YOUR OBJECTIVE:
Every entry must be echoed exactly.

Part of a data file:

-=-=-=-=-

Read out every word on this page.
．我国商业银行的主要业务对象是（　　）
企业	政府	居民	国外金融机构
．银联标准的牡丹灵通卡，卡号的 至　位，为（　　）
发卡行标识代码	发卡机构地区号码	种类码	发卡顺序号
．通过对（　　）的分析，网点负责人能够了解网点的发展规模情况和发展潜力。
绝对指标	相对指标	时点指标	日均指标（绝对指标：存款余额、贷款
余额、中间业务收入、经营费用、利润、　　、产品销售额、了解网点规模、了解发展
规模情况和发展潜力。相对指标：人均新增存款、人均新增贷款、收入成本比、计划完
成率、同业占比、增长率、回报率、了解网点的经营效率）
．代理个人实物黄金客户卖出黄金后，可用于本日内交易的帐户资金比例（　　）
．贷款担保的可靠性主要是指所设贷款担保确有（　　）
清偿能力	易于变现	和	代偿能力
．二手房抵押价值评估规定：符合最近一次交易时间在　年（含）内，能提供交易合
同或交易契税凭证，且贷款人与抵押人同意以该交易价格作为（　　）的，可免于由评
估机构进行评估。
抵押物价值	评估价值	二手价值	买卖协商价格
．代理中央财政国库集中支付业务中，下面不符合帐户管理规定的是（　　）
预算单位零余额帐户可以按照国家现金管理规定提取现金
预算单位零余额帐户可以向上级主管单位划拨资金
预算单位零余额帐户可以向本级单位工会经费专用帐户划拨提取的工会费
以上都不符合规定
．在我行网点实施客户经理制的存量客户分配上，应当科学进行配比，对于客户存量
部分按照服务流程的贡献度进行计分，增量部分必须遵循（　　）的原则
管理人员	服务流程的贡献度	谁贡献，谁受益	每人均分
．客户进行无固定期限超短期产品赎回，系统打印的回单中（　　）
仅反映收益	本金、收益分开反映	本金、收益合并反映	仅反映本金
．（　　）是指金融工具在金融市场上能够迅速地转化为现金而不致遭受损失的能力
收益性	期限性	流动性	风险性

-=-=-=-=-

OUTPUT:
Read out every word on this page.
．我国商业银行的主要业务对象是（　　）
企业	政府	居民	国外金融机构
．银联标准的牡丹灵通卡，卡号的 至　位，为（　　）
发卡行标识代码	发卡机构地区号码	种类码	发卡顺序号
．通过对（　　）的分析，网点负责人能够了解网点的发展规模情况和发展潜力。
绝对指标	相对指标	时点指标	日均指标（绝对指标：存款余额、贷款
余额、中间业务收入、经营费用、利润、　　、产品销售额、了解网点规模、了解发展
规模情况和发展潜力。相对指标：人均新增存款、人均新增贷款、收入成本比、计划完
成率、同业占比、增长率、回报率、了解网点的经营效率）
．代理个人实物黄金客户卖出黄金后，可用于本日内交易的帐户资金比例（　　）
．贷款担保的可靠性主要是指所设贷款担保确有（　　）
清偿能力	易于变现	和	代偿能力
．二手房抵押价值评估规定：符合最近一次交易时间在　年（含）内，能提供交易合
同或交易契税凭证，且贷款人与抵押人同意以该交易价格作为（　　）的，可免于由评
估机构进行评估。
抵押物价值	评估价值	二手价值	买卖协商价格
．代理中央财政国库集中支付业务中，下面不符合帐户管理规定的是（　　）
预算单位零余额帐户可以按照国家现金管理规定提取现金
预算单位零余额帐户可以向上级主管单位划拨资金
预算单位零余额帐户可以向本级单位工会经费专用帐户划拨提取的工会费
以上都不符合规定
．在我行网点实施客户经理制的存量客户分配上，应当科学进行配比，对于客户存量
部分按照服务流程的贡献度进行计分，增量部分必须遵循（　　）的原则
管理人员	服务流程的贡献度	谁贡献，谁受益	每人均分
．客户进行无固定期限超短期产品赎回，系统打印的回单中（　　）
仅反映收益	本金、收益分开反映	本金、收益合并反映	仅反映本金
．（　　）是指金融工具在金融市场上能够迅速地转化为现金而不致遭受损失的能力
收益性	期限性	流动性	风险性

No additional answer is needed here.